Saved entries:
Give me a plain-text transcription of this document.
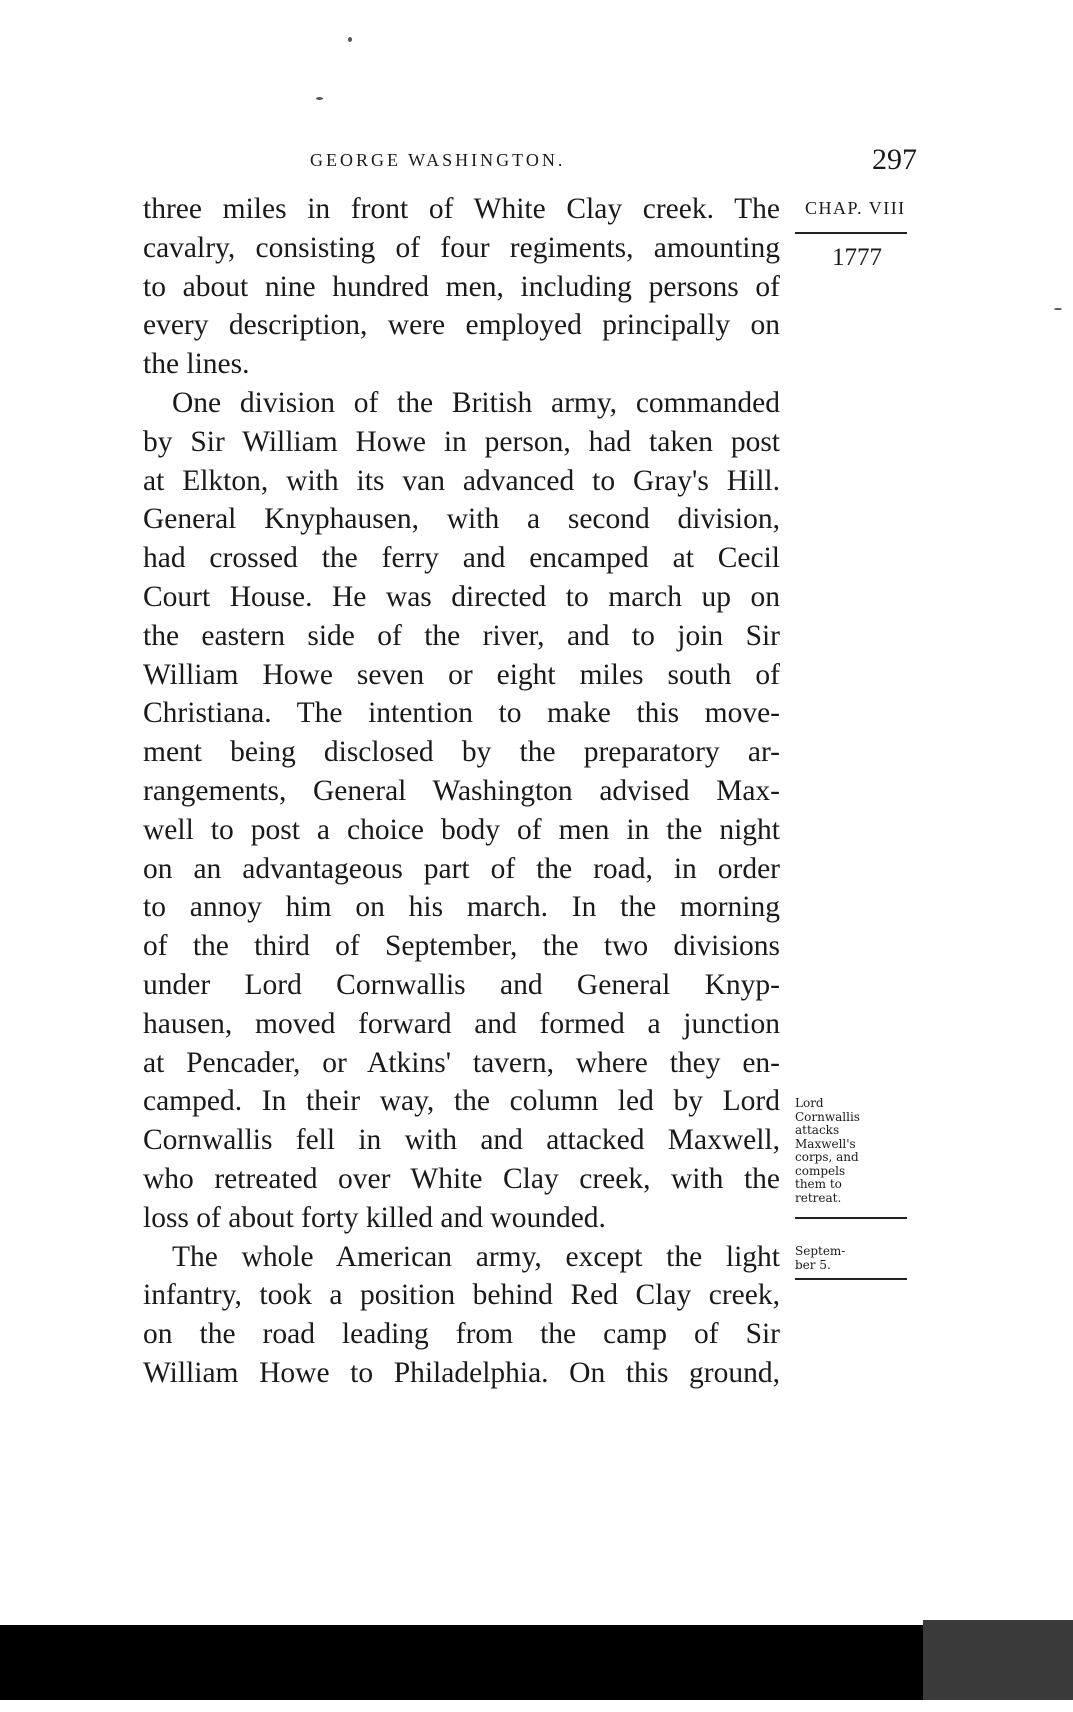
GEORGE WASHINGTON.	297
CHAP. VIII
1777
three miles in front of White Clay creek. The
cavalry, consisting of four regiments, amounting
to about nine hundred men, including persons of
every description, were employed principally on
the lines.
One division of the British army, commanded
by Sir William Howe in person, had taken post
at Elkton, with its van advanced to Gray's Hill.
General Knyphausen, with a second division,
had crossed the ferry and encamped at Cecil
Court House. He was directed to march up on
the eastern side of the river, and to join Sir
William Howe seven or eight miles south of
Christiana. The intention to make this move-
ment being disclosed by the preparatory ar-
rangements, General Washington advised Max-
well to post a choice body of men in the night
on an advantageous part of the road, in order
to annoy him on his march. In the morning
of the third of September, the two divisions
under Lord Cornwallis and General Knyp-
hausen, moved forward and formed a junction
at Pencader, or Atkins' tavern, where they en-
camped. In their way, the column led by Lord
Cornwallis fell in with and attacked Maxwell,
who retreated over White Clay creek, with the
loss of about forty killed and wounded.
The whole American army, except the light
infantry, took a position behind Red Clay creek,
on the road leading from the camp of Sir
William Howe to Philadelphia. On this ground,
Lord
Cornwallis
attacks
Maxwell's
corps, and
compels
them to
retreat.
Septem-
ber 5.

» **Requirement**: Show every line from the listing above in which the string "Maxwell" appears.

» **Solution to this exercise**:
Cornwallis fell in with and attacked Maxwell,
Maxwell's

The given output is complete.